◆ What is asked ◆
Note how many lines in the entries contain the string "Create", then give that number and nothing else.

◆ Provided data ◆
========================================

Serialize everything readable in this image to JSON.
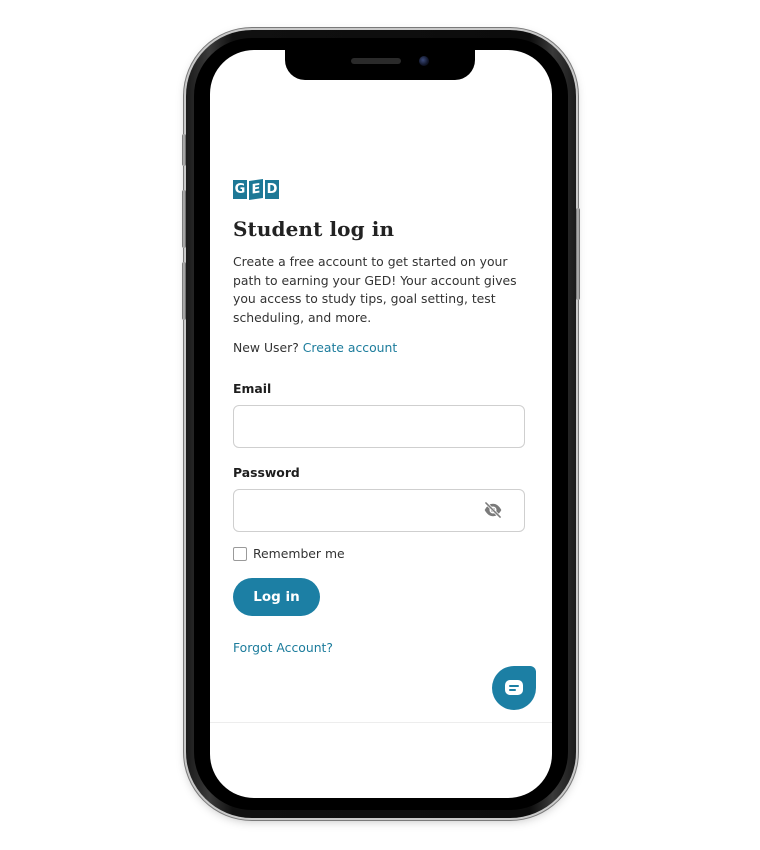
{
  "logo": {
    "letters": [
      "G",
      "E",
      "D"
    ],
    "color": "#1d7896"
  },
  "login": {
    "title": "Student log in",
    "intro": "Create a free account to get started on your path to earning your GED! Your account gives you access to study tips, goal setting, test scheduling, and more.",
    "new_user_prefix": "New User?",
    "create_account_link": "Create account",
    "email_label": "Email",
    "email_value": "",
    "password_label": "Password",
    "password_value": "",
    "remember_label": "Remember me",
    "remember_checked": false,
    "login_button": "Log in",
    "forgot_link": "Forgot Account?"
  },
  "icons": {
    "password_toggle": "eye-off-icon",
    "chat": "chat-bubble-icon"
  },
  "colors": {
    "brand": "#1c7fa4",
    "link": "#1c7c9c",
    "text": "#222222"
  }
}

========================================

◆ Output for this task ◆
2